# Brief:
Return each line of the listing below, unchanged, and omit the images.

# Provided entries:
'''

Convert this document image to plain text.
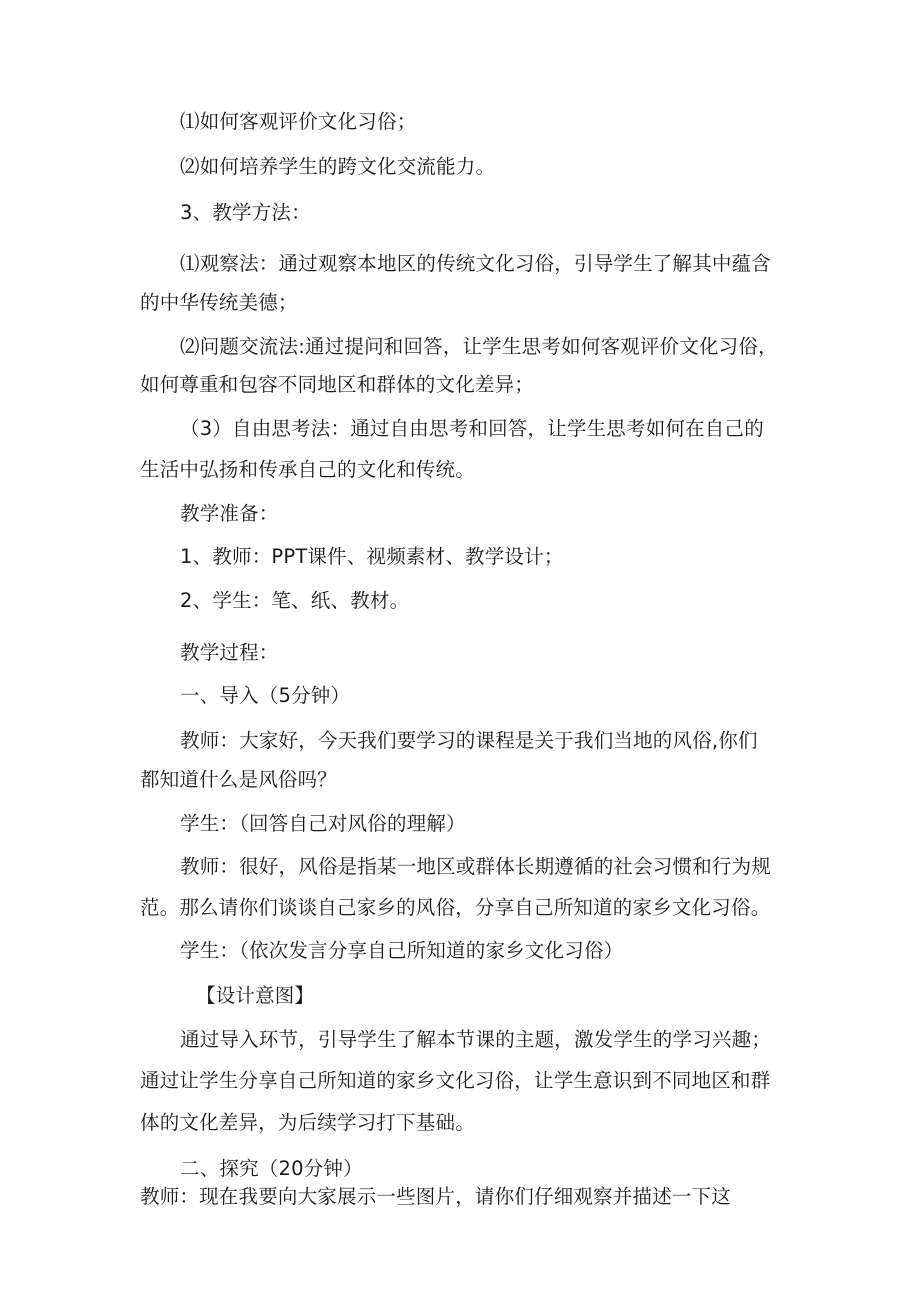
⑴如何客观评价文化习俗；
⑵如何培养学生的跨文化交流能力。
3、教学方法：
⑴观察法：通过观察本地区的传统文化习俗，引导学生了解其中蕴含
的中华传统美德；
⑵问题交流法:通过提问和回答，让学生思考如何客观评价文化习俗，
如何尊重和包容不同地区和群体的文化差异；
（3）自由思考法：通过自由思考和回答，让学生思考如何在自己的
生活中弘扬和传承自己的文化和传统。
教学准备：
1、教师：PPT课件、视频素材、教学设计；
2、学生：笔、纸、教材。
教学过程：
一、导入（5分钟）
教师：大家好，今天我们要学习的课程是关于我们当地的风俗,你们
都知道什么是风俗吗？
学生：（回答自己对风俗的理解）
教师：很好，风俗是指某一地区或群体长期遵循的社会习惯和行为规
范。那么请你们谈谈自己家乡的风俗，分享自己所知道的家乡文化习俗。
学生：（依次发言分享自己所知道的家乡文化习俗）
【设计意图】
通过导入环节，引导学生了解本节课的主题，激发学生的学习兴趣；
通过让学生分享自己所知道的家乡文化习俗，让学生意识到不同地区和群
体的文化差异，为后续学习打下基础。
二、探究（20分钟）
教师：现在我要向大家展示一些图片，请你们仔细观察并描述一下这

'''

# Answer to the exercise:
Convert this document image to plain text.
⑴如何客观评价文化习俗；
⑵如何培养学生的跨文化交流能力。
3、教学方法：
⑴观察法：通过观察本地区的传统文化习俗，引导学生了解其中蕴含
的中华传统美德；
⑵问题交流法:通过提问和回答，让学生思考如何客观评价文化习俗，
如何尊重和包容不同地区和群体的文化差异；
（3）自由思考法：通过自由思考和回答，让学生思考如何在自己的
生活中弘扬和传承自己的文化和传统。
教学准备：
1、教师：PPT课件、视频素材、教学设计；
2、学生：笔、纸、教材。
教学过程：
一、导入（5分钟）
教师：大家好，今天我们要学习的课程是关于我们当地的风俗,你们
都知道什么是风俗吗？
学生：（回答自己对风俗的理解）
教师：很好，风俗是指某一地区或群体长期遵循的社会习惯和行为规
范。那么请你们谈谈自己家乡的风俗，分享自己所知道的家乡文化习俗。
学生：（依次发言分享自己所知道的家乡文化习俗）
【设计意图】
通过导入环节，引导学生了解本节课的主题，激发学生的学习兴趣；
通过让学生分享自己所知道的家乡文化习俗，让学生意识到不同地区和群
体的文化差异，为后续学习打下基础。
二、探究（20分钟）
教师：现在我要向大家展示一些图片，请你们仔细观察并描述一下这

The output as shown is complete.